Extracted records
□ □ □ □ □

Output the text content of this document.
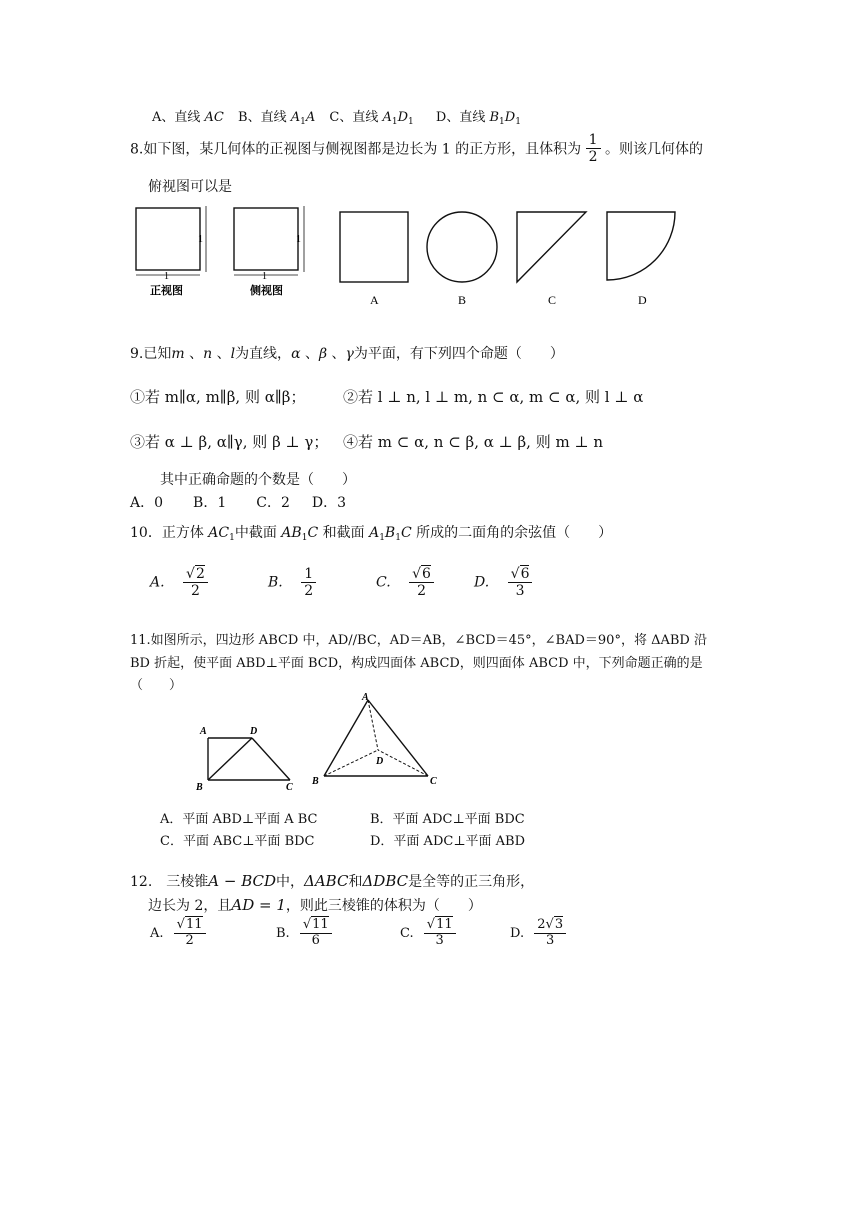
A、直线 AC B、直线 $A_1A$ C、直线 $A_1D_1$ D、直线 $B_1D_1$
8.如下图，某几何体的正视图与侧视图都是边长为 1 的正方形，且体积为 $\frac{1}{2}$ 。则该几何体的
俯视图可以是
1
1
正视图
1
1
侧视图
A	B	C	D
9.已知m 、n 、l为直线，α 、β 、γ为平面，有下列四个命题（　　）
①若 m∥α, m∥β, 则 α∥β；	②若 l ⊥ n, l ⊥ m, n ⊂ α, m ⊂ α, 则 l ⊥ α
③若 α ⊥ β, α∥γ, 则 β ⊥ γ； ④若 m ⊂ α, n ⊂ β, α ⊥ β, 则 m ⊥ n
其中正确命题的个数是（　　）
A．0 B．1 C．2 D．3
10．正方体 $AC_1$中截面 $AB_1C$ 和截面 $A_1B_1C$ 所成的二面角的余弦值（　　）
A. $\frac{√2}{2}$	B. $\frac{1}{2}$	C. $\frac{√6}{2}$	D. $\frac{√6}{3}$
11.如图所示，四边形 ABCD 中，AD//BC，AD＝AB，∠BCD＝45°，∠BAD＝90°，将 ΔABD 沿
BD 折起，使平面 ABD⊥平面 BCD，构成四面体 ABCD，则四面体 ABCD 中，下列命题正确的是
（　　）
A	D
B	C
A
D
B	C
A．平面 ABD⊥平面 A BC	B．平面 ADC⊥平面 BDC
C．平面 ABC⊥平面 BDC	D．平面 ADC⊥平面 ABD
12.　三棱锥A − BCD中，ΔABC和ΔDBC是全等的正三角形，
边长为 2，且AD = 1，则此三棱锥的体积为（　　）
A. $\frac{√11}{2}$	B. $\frac{√11}{6}$	C. $\frac{√11}{3}$	D. $\frac{2√3}{3}$
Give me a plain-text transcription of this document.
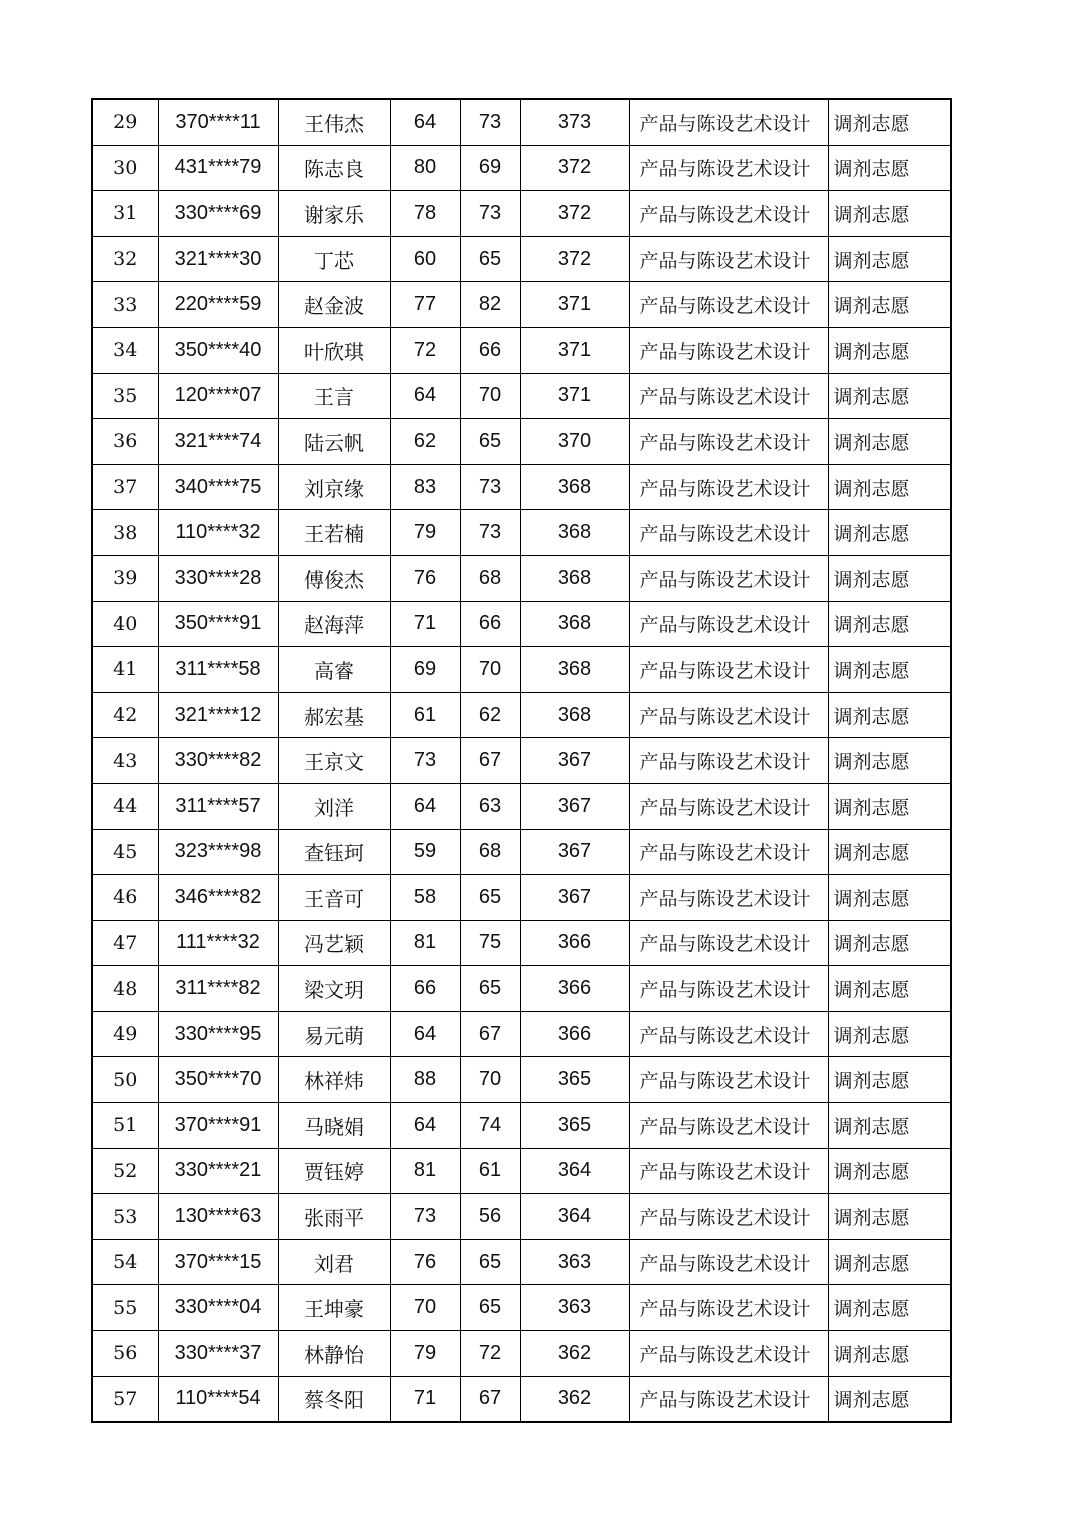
29	370****11	王伟杰	64	73	373	产品与陈设艺术设计	调剂志愿
30	431****79	陈志良	80	69	372	产品与陈设艺术设计	调剂志愿
31	330****69	谢家乐	78	73	372	产品与陈设艺术设计	调剂志愿
32	321****30	丁芯	60	65	372	产品与陈设艺术设计	调剂志愿
33	220****59	赵金波	77	82	371	产品与陈设艺术设计	调剂志愿
34	350****40	叶欣琪	72	66	371	产品与陈设艺术设计	调剂志愿
35	120****07	王言	64	70	371	产品与陈设艺术设计	调剂志愿
36	321****74	陆云帆	62	65	370	产品与陈设艺术设计	调剂志愿
37	340****75	刘京缘	83	73	368	产品与陈设艺术设计	调剂志愿
38	110****32	王若楠	79	73	368	产品与陈设艺术设计	调剂志愿
39	330****28	傅俊杰	76	68	368	产品与陈设艺术设计	调剂志愿
40	350****91	赵海萍	71	66	368	产品与陈设艺术设计	调剂志愿
41	311****58	高睿	69	70	368	产品与陈设艺术设计	调剂志愿
42	321****12	郝宏基	61	62	368	产品与陈设艺术设计	调剂志愿
43	330****82	王京文	73	67	367	产品与陈设艺术设计	调剂志愿
44	311****57	刘洋	64	63	367	产品与陈设艺术设计	调剂志愿
45	323****98	查钰珂	59	68	367	产品与陈设艺术设计	调剂志愿
46	346****82	王音可	58	65	367	产品与陈设艺术设计	调剂志愿
47	111****32	冯艺颖	81	75	366	产品与陈设艺术设计	调剂志愿
48	311****82	梁文玥	66	65	366	产品与陈设艺术设计	调剂志愿
49	330****95	易元萌	64	67	366	产品与陈设艺术设计	调剂志愿
50	350****70	林祥炜	88	70	365	产品与陈设艺术设计	调剂志愿
51	370****91	马晓娟	64	74	365	产品与陈设艺术设计	调剂志愿
52	330****21	贾钰婷	81	61	364	产品与陈设艺术设计	调剂志愿
53	130****63	张雨平	73	56	364	产品与陈设艺术设计	调剂志愿
54	370****15	刘君	76	65	363	产品与陈设艺术设计	调剂志愿
55	330****04	王坤豪	70	65	363	产品与陈设艺术设计	调剂志愿
56	330****37	林静怡	79	72	362	产品与陈设艺术设计	调剂志愿
57	110****54	蔡冬阳	71	67	362	产品与陈设艺术设计	调剂志愿
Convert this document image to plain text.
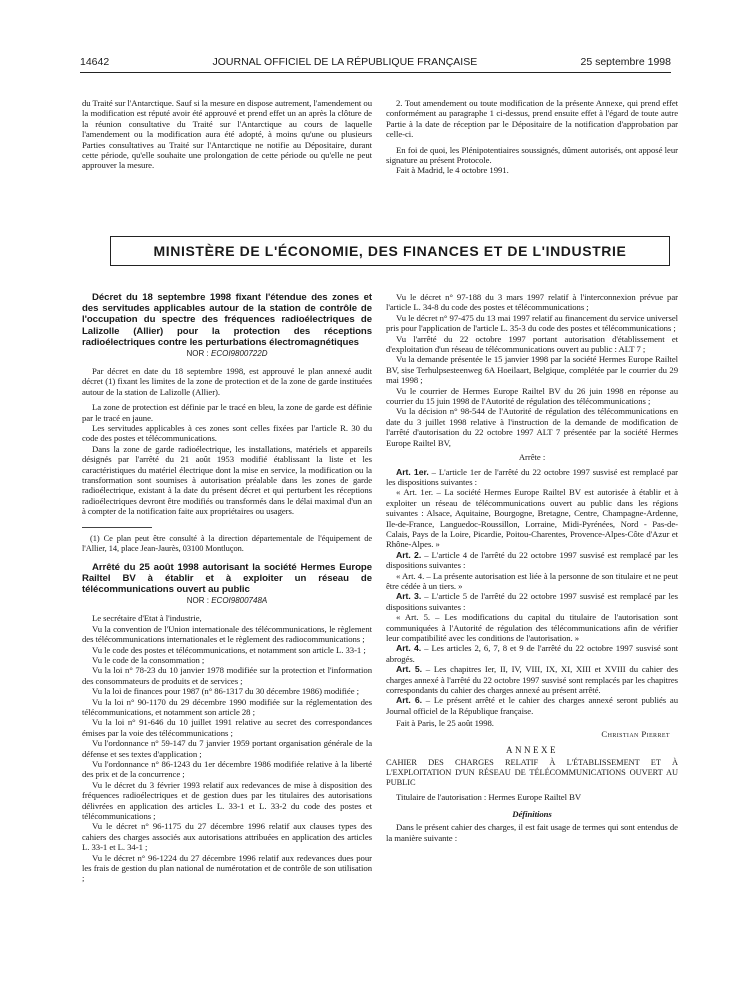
14642	JOURNAL OFFICIEL DE LA RÉPUBLIQUE FRANÇAISE	25 septembre 1998

du Traité sur l'Antarctique. Sauf si la mesure en dispose autrement, l'amendement ou la modification est réputé avoir été approuvé et prend effet un an après la clôture de la réunion consultative du Traité sur l'Antarctique au cours de laquelle l'amendement ou la modification aura été adopté, à moins qu'une ou plusieurs Parties consultatives au Traité sur l'Antarctique ne notifie au Dépositaire, durant cette période, qu'elle souhaite une prolongation de cette période ou qu'elle ne peut approuver la mesure.

2. Tout amendement ou toute modification de la présente Annexe, qui prend effet conformément au paragraphe 1 ci-dessus, prend ensuite effet à l'égard de toute autre Partie à la date de réception par le Dépositaire de la notification d'approbation par celle-ci.

En foi de quoi, les Plénipotentiaires soussignés, dûment autorisés, ont apposé leur signature au présent Protocole.

Fait à Madrid, le 4 octobre 1991.

MINISTÈRE DE L'ÉCONOMIE, DES FINANCES ET DE L'INDUSTRIE

Décret du 18 septembre 1998 fixant l'étendue des zones et des servitudes applicables autour de la station de contrôle de l'occupation du spectre des fréquences radioélectriques de Lalizolle (Allier) pour la protection des réceptions radioélectriques contre les perturbations électromagnétiques

NOR : ECOI9800722D

Par décret en date du 18 septembre 1998, est approuvé le plan annexé audit décret (1) fixant les limites de la zone de protection et de la zone de garde instituées autour de la station de Lalizolle (Allier).

La zone de protection est définie par le tracé en bleu, la zone de garde est définie par le tracé en jaune.

Les servitudes applicables à ces zones sont celles fixées par l'article R. 30 du code des postes et télécommunications.

Dans la zone de garde radioélectrique, les installations, matériels et appareils désignés par l'arrêté du 21 août 1953 modifié établissant la liste et les caractéristiques du matériel électrique dont la mise en service, la modification ou la transformation sont soumises à autorisation préalable dans les zones de garde radioélectrique, existant à la date du présent décret et qui perturbent les réceptions radioélectriques devront être modifiés ou transformés dans le délai maximal d'un an à compter de la notification faite aux propriétaires ou usagers.

(1) Ce plan peut être consulté à la direction départementale de l'équipement de l'Allier, 14, place Jean-Jaurès, 03100 Montluçon.

Arrêté du 25 août 1998 autorisant la société Hermes Europe Railtel BV à établir et à exploiter un réseau de télécommunications ouvert au public

NOR : ECOI9800748A

Le secrétaire d'Etat à l'industrie,

Vu la convention de l'Union internationale des télécommunications, le règlement des télécommunications internationales et le règlement des radiocommunications ;

Vu le code des postes et télécommunications, et notamment son article L. 33-1 ;

Vu le code de la consommation ;

Vu la loi n° 78-23 du 10 janvier 1978 modifiée sur la protection et l'information des consommateurs de produits et de services ;

Vu la loi de finances pour 1987 (n° 86-1317 du 30 décembre 1986) modifiée ;

Vu la loi n° 90-1170 du 29 décembre 1990 modifiée sur la réglementation des télécommunications, et notamment son article 28 ;

Vu la loi n° 91-646 du 10 juillet 1991 relative au secret des correspondances émises par la voie des télécommunications ;

Vu l'ordonnance n° 59-147 du 7 janvier 1959 portant organisation générale de la défense et ses textes d'application ;

Vu l'ordonnance n° 86-1243 du 1er décembre 1986 modifiée relative à la liberté des prix et de la concurrence ;

Vu le décret du 3 février 1993 relatif aux redevances de mise à disposition des fréquences radioélectriques et de gestion dues par les titulaires des autorisations délivrées en application des articles L. 33-1 et L. 33-2 du code des postes et télécommunications ;

Vu le décret n° 96-1175 du 27 décembre 1996 relatif aux clauses types des cahiers des charges associés aux autorisations attribuées en application des articles L. 33-1 et L. 34-1 ;

Vu le décret n° 96-1224 du 27 décembre 1996 relatif aux redevances dues pour les frais de gestion du plan national de numérotation et de contrôle de son utilisation ;

Vu le décret n° 97-188 du 3 mars 1997 relatif à l'interconnexion prévue par l'article L. 34-8 du code des postes et télécommunications ;

Vu le décret n° 97-475 du 13 mai 1997 relatif au financement du service universel pris pour l'application de l'article L. 35-3 du code des postes et télécommunications ;

Vu l'arrêté du 22 octobre 1997 portant autorisation d'établissement et d'exploitation d'un réseau de télécommunications ouvert au public : ALT 7 ;

Vu la demande présentée le 15 janvier 1998 par la société Hermes Europe Railtel BV, sise Terhulpsesteenweg 6A Hoeilaart, Belgique, complétée par le courrier du 29 mai 1998 ;

Vu le courrier de Hermes Europe Railtel BV du 26 juin 1998 en réponse au courrier du 15 juin 1998 de l'Autorité de régulation des télécommunications ;

Vu la décision n° 98-544 de l'Autorité de régulation des télécommunications en date du 3 juillet 1998 relative à l'instruction de la demande de modification de l'arrêté d'autorisation du 22 octobre 1997 ALT 7 présentée par la société Hermes Europe Railtel BV,

Arrête :

Art. 1er. – L'article 1er de l'arrêté du 22 octobre 1997 susvisé est remplacé par les dispositions suivantes :

« Art. 1er. – La société Hermes Europe Railtel BV est autorisée à établir et à exploiter un réseau de télécommunications ouvert au public dans les régions suivantes : Alsace, Aquitaine, Bourgogne, Bretagne, Centre, Champagne-Ardenne, Ile-de-France, Languedoc-Roussillon, Lorraine, Midi-Pyrénées, Nord - Pas-de-Calais, Pays de la Loire, Picardie, Poitou-Charentes, Provence-Alpes-Côte d'Azur et Rhône-Alpes. »

Art. 2. – L'article 4 de l'arrêté du 22 octobre 1997 susvisé est remplacé par les dispositions suivantes :

« Art. 4. – La présente autorisation est liée à la personne de son titulaire et ne peut être cédée à un tiers. »

Art. 3. – L'article 5 de l'arrêté du 22 octobre 1997 susvisé est remplacé par les dispositions suivantes :

« Art. 5. – Les modifications du capital du titulaire de l'autorisation sont communiquées à l'Autorité de régulation des télécommunications afin de vérifier leur compatibilité avec les conditions de l'autorisation. »

Art. 4. – Les articles 2, 6, 7, 8 et 9 de l'arrêté du 22 octobre 1997 susvisé sont abrogés.

Art. 5. – Les chapitres Ier, II, IV, VIII, IX, XI, XIII et XVIII du cahier des charges annexé à l'arrêté du 22 octobre 1997 susvisé sont remplacés par les chapitres correspondants du cahier des charges annexé au présent arrêté.

Art. 6. – Le présent arrêté et le cahier des charges annexé seront publiés au Journal officiel de la République française.

Fait à Paris, le 25 août 1998.

Christian Pierret

ANNEXE

CAHIER DES CHARGES RELATIF À L'ÉTABLISSEMENT ET À L'EXPLOITATION D'UN RÉSEAU DE TÉLÉCOMMUNICATIONS OUVERT AU PUBLIC

Titulaire de l'autorisation : Hermes Europe Railtel BV

Définitions

Dans le présent cahier des charges, il est fait usage de termes qui sont entendus de la manière suivante :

□ □ □ □ □

Goal of the exercise — State how many lines of the listing above include the word "autorisations". Give nothing but the number.

Finished answer — 2